TASK BRIEF — Gather the lines that hold the string "true".

GIVEN INFORMATION —
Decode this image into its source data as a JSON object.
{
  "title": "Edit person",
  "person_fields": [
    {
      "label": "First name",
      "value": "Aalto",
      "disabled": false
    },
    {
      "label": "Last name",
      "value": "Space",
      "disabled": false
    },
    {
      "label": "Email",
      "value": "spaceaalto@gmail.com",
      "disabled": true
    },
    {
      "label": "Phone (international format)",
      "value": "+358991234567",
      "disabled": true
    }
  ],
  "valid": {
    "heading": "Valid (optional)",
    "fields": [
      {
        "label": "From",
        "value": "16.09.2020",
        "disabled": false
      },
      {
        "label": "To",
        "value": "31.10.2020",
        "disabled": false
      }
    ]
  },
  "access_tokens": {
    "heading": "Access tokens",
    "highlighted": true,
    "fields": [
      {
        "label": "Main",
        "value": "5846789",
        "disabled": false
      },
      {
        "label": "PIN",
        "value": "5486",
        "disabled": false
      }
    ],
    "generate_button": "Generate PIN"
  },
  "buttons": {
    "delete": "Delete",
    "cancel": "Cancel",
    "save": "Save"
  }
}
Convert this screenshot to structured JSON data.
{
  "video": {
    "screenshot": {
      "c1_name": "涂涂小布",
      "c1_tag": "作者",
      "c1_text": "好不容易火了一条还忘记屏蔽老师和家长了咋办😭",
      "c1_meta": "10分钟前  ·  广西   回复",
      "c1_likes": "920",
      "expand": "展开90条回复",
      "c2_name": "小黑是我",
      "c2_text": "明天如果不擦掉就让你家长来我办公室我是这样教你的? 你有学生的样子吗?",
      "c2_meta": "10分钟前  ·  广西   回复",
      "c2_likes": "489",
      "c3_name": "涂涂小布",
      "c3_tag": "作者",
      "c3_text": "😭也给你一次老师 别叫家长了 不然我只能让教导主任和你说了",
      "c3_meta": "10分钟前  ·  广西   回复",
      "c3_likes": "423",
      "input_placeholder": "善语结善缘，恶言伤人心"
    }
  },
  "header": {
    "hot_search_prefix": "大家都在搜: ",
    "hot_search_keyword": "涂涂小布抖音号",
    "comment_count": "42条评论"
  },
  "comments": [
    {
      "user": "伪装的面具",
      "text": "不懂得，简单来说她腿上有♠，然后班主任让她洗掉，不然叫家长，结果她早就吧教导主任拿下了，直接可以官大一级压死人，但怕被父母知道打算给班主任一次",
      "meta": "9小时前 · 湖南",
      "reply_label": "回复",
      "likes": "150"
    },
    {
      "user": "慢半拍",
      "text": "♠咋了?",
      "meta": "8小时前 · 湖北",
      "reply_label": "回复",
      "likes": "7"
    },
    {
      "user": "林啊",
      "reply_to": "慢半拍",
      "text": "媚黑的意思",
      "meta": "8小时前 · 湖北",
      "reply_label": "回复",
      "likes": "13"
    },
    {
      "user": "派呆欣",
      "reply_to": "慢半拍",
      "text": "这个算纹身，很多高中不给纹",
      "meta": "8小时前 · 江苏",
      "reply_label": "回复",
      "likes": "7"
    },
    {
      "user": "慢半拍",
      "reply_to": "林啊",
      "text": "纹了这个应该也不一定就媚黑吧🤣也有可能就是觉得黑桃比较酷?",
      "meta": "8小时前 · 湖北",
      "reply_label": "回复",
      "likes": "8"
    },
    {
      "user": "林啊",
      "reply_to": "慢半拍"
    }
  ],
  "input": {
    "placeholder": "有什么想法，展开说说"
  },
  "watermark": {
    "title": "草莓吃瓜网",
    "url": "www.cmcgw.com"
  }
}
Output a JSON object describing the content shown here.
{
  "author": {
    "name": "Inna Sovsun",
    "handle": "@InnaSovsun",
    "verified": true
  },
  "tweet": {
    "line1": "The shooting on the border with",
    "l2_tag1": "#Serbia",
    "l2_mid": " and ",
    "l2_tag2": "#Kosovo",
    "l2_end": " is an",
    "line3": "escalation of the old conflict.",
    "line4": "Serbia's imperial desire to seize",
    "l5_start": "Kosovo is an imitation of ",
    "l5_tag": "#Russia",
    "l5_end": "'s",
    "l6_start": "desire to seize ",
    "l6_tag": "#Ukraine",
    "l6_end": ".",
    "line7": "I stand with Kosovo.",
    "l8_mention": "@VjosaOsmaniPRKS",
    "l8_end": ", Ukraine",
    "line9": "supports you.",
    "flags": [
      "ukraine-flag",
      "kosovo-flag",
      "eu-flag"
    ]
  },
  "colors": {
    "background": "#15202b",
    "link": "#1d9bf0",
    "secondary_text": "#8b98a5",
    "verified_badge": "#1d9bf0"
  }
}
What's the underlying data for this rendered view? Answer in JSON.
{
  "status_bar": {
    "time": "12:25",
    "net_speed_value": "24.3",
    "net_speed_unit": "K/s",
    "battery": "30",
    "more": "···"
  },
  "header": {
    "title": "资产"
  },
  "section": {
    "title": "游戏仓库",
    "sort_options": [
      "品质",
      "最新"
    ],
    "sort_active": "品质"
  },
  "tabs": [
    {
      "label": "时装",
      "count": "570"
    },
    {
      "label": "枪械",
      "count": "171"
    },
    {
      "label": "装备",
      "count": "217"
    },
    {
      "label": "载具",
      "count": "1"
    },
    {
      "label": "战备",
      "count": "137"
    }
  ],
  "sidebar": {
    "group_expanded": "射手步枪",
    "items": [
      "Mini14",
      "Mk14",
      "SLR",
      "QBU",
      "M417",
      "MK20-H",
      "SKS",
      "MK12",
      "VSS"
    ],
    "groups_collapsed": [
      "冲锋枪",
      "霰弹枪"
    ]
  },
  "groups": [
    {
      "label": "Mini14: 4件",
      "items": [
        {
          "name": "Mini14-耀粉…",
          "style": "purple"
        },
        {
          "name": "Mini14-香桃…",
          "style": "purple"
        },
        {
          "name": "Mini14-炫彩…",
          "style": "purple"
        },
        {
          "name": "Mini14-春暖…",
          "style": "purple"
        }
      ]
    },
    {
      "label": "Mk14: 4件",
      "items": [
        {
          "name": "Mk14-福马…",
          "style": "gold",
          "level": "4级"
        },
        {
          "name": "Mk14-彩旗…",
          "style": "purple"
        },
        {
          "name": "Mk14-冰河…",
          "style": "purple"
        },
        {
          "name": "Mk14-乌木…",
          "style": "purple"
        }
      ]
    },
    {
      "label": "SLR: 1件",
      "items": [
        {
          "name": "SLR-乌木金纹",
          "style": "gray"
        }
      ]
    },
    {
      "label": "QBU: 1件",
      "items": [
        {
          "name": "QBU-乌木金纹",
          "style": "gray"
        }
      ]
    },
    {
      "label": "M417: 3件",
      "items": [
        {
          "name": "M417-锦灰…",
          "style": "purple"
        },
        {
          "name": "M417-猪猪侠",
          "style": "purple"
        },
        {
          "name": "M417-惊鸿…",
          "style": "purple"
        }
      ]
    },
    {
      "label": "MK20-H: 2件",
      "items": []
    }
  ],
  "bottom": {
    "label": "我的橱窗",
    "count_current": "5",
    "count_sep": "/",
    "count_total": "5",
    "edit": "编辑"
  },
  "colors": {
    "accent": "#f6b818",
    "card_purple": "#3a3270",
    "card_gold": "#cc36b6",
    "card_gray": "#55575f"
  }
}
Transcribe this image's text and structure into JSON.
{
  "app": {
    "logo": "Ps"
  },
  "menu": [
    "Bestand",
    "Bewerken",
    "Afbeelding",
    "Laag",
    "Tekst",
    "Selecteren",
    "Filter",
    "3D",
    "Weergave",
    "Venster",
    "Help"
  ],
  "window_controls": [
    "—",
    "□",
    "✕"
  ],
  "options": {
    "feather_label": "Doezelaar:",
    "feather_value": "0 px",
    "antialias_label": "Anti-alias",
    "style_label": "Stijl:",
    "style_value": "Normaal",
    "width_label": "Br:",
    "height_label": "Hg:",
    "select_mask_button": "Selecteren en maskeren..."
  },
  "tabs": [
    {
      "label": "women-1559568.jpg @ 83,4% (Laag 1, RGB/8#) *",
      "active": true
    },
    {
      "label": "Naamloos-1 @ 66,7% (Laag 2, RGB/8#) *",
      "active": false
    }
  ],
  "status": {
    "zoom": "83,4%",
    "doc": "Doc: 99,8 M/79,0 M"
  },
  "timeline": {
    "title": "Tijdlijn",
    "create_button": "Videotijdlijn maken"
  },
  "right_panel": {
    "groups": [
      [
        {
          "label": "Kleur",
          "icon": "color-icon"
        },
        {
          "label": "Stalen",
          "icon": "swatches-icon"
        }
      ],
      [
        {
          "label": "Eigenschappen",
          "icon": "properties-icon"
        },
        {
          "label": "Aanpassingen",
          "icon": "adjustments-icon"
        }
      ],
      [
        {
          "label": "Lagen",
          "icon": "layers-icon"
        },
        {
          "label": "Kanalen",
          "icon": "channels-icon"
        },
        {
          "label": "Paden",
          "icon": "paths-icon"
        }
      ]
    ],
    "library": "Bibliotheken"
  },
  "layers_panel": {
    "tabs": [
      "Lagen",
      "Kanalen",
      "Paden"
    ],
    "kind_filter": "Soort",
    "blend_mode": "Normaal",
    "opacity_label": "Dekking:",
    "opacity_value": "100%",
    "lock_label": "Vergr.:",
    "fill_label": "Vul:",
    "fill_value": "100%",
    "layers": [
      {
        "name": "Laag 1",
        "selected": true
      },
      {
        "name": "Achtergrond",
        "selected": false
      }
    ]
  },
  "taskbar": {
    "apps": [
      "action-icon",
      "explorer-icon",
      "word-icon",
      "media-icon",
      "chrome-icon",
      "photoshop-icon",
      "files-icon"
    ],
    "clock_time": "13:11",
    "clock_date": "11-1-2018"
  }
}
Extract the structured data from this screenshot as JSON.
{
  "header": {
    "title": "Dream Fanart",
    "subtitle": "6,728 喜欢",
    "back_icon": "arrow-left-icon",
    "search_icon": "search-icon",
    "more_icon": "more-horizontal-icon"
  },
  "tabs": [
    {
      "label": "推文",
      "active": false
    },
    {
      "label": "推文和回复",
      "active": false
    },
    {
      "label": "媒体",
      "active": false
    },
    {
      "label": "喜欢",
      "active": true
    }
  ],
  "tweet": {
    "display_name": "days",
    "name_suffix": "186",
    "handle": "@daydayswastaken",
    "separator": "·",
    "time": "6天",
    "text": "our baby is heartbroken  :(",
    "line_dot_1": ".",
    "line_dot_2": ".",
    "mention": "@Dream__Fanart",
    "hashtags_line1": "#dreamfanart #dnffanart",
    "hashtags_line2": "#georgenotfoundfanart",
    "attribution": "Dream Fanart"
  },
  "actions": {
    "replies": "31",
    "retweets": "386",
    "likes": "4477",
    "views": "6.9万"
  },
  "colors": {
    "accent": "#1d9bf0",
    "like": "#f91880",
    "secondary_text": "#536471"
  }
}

FINISHED EXERCISE —
      "disabled": true
      "disabled": true
    "highlighted": true,
    "verified": true
      "active": true
        "selected": true
      "active": true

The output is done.